**WHAT IS REQUIRED**
When you spot the word "Cups" in a line of the data below, copy that line.

**DATASET EXCERPTS**
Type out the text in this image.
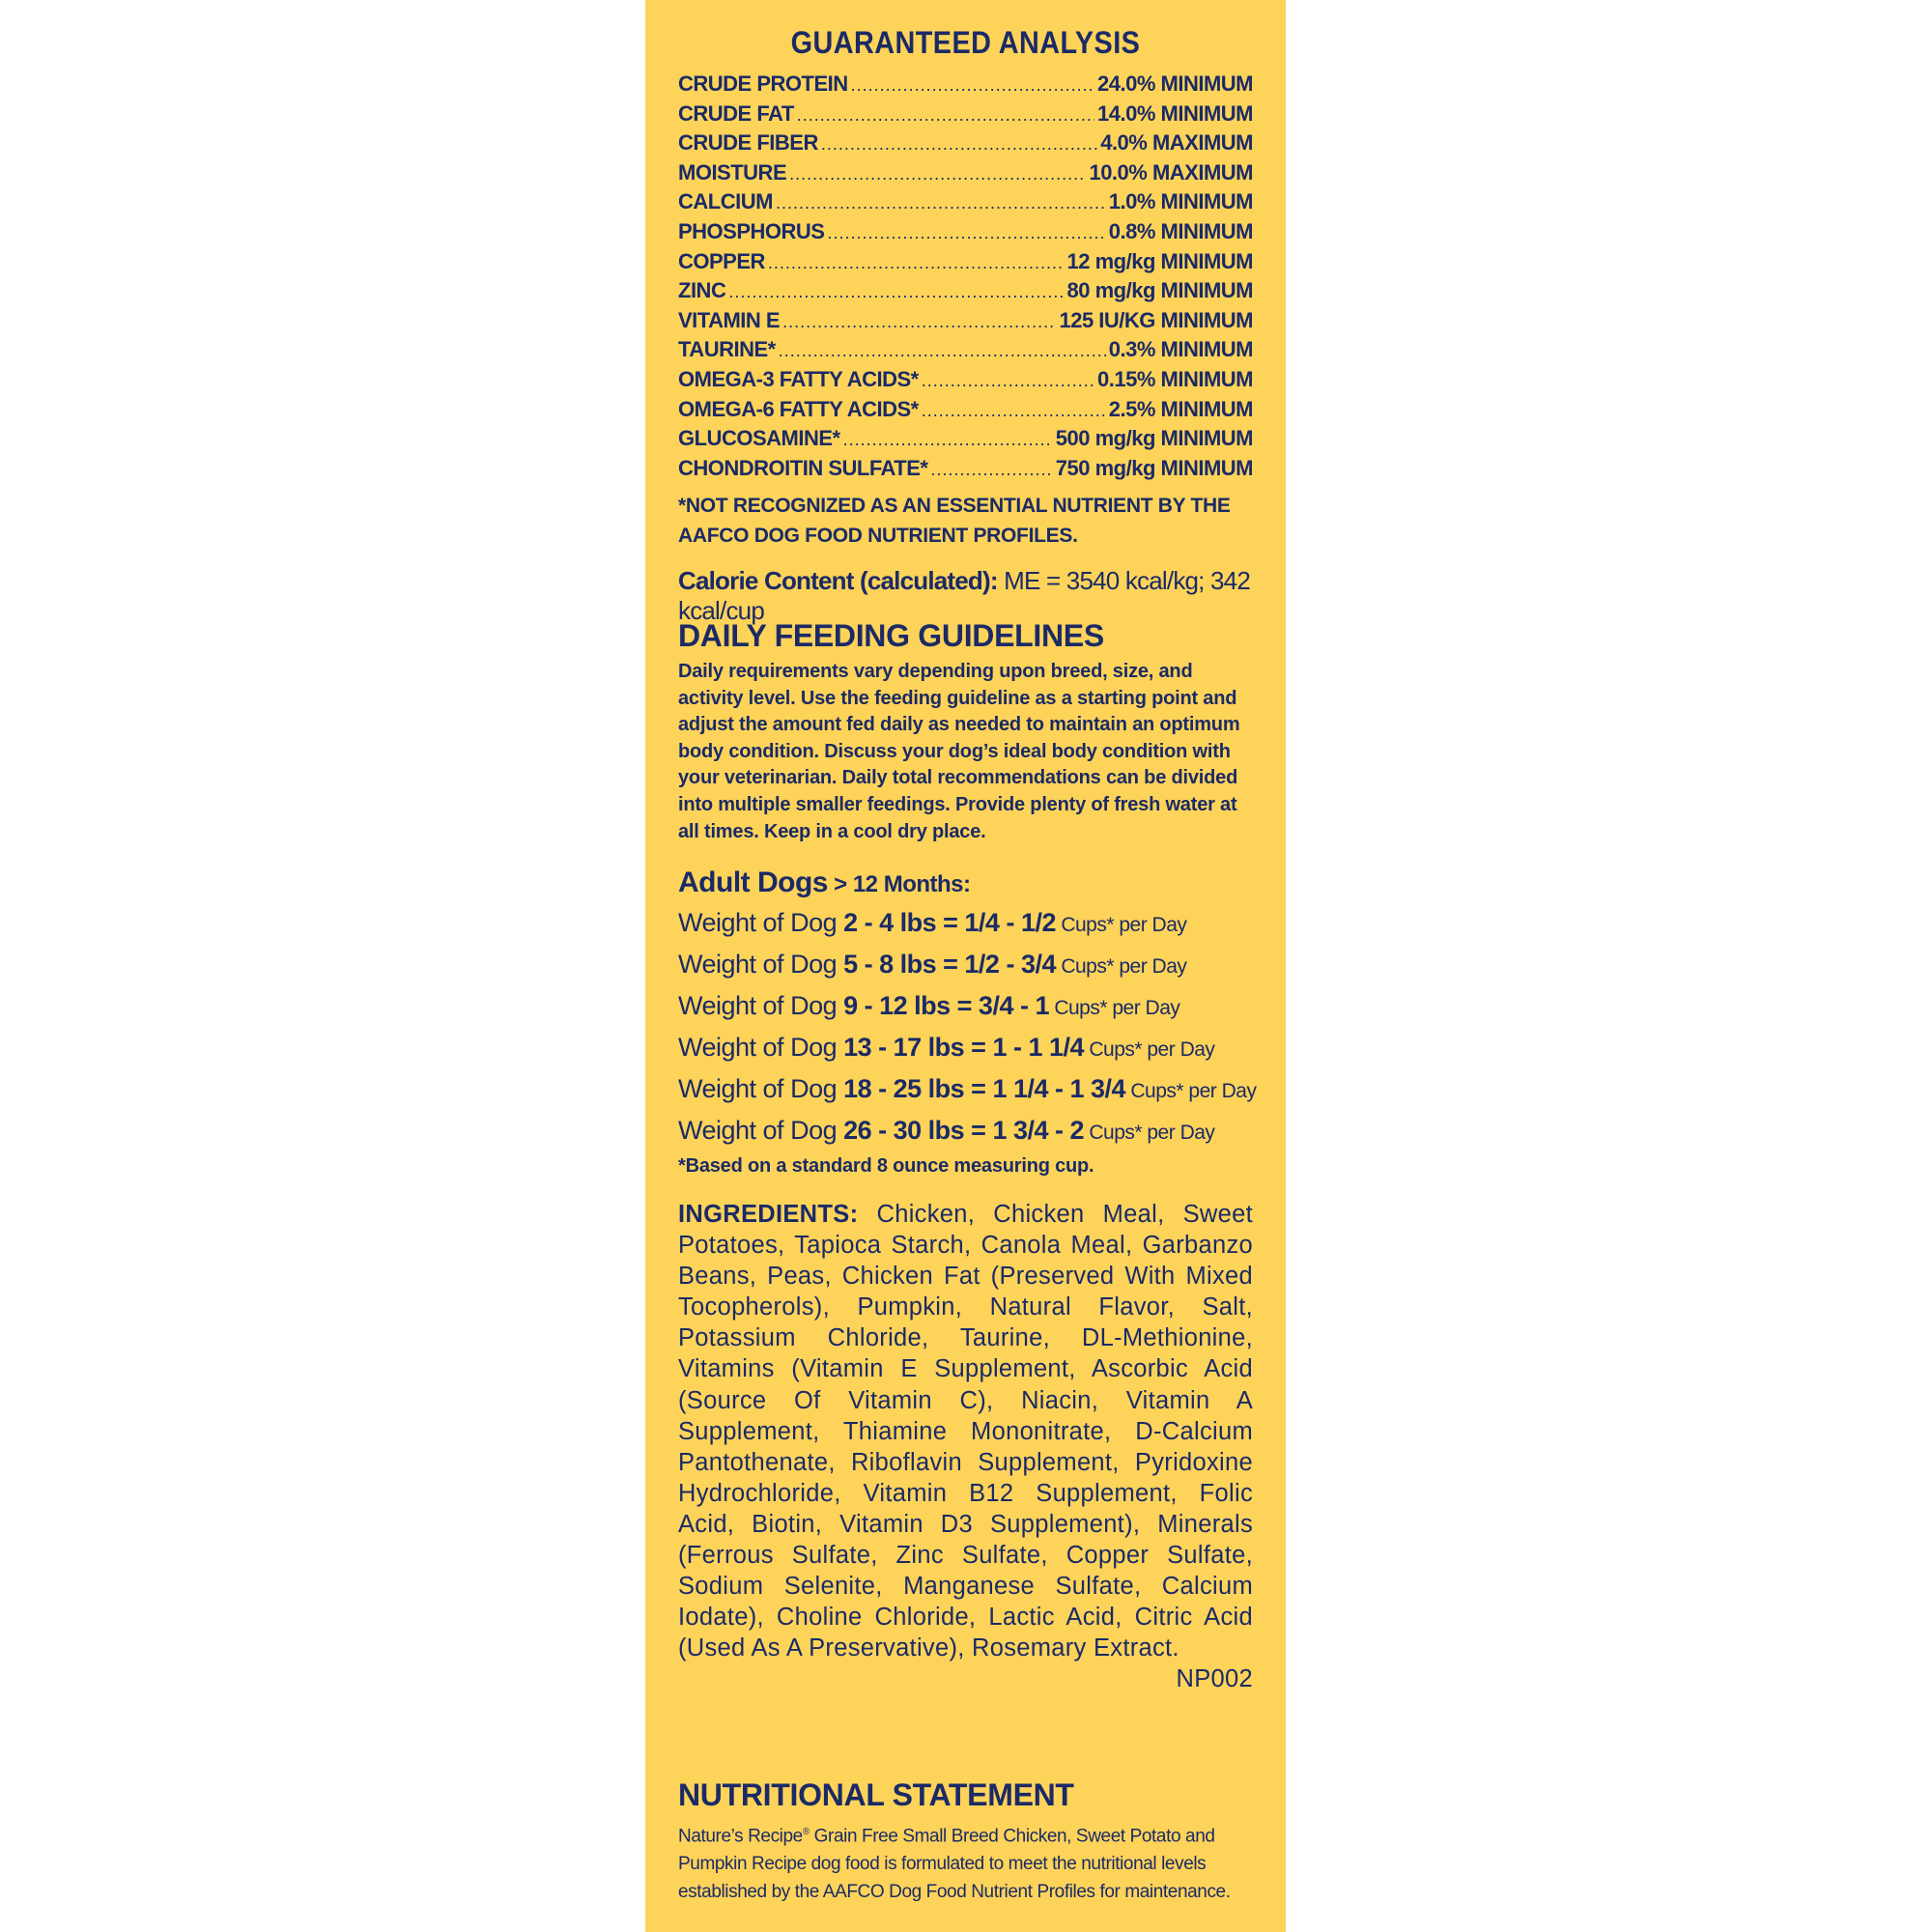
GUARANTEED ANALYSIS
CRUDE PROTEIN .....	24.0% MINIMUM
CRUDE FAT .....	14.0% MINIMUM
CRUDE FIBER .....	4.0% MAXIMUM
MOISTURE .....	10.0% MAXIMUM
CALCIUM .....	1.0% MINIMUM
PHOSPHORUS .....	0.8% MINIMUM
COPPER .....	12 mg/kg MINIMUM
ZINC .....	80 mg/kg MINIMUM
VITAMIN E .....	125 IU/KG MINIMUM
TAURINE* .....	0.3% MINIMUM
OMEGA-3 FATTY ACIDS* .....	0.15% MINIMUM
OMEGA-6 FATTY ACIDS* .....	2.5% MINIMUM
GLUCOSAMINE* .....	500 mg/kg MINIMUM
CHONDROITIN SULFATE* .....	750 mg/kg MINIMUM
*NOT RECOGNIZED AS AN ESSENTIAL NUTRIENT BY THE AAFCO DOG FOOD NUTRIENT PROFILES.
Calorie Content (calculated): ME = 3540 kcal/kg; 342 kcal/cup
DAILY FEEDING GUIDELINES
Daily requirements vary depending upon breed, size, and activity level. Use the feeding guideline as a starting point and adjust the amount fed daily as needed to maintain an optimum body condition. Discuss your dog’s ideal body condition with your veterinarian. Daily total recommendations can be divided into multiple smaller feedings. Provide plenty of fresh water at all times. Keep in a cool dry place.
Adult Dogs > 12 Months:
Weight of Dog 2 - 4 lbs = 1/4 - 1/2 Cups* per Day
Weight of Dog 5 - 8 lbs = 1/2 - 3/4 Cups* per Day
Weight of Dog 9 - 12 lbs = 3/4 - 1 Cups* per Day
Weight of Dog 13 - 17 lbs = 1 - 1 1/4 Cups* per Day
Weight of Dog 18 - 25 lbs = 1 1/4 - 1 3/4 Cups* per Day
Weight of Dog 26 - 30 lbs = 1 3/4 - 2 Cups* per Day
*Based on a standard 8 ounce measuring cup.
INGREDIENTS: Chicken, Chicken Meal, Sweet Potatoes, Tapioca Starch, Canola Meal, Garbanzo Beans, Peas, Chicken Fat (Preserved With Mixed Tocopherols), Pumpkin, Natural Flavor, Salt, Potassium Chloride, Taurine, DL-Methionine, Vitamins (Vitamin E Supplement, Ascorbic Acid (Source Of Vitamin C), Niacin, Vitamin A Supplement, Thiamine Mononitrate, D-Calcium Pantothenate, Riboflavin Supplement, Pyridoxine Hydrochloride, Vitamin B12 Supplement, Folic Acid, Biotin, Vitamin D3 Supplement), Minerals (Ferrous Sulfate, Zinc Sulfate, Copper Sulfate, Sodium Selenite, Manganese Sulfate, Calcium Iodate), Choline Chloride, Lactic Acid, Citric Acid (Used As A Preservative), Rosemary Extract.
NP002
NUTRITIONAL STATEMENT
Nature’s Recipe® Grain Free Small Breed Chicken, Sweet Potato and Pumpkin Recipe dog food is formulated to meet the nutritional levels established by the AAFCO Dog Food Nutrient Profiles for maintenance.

**REPLY TO THE TASK**
Weight of Dog 2 - 4 lbs = 1/4 - 1/2 Cups* per Day
Weight of Dog 5 - 8 lbs = 1/2 - 3/4 Cups* per Day
Weight of Dog 9 - 12 lbs = 3/4 - 1 Cups* per Day
Weight of Dog 13 - 17 lbs = 1 - 1 1/4 Cups* per Day
Weight of Dog 18 - 25 lbs = 1 1/4 - 1 3/4 Cups* per Day
Weight of Dog 26 - 30 lbs = 1 3/4 - 2 Cups* per Day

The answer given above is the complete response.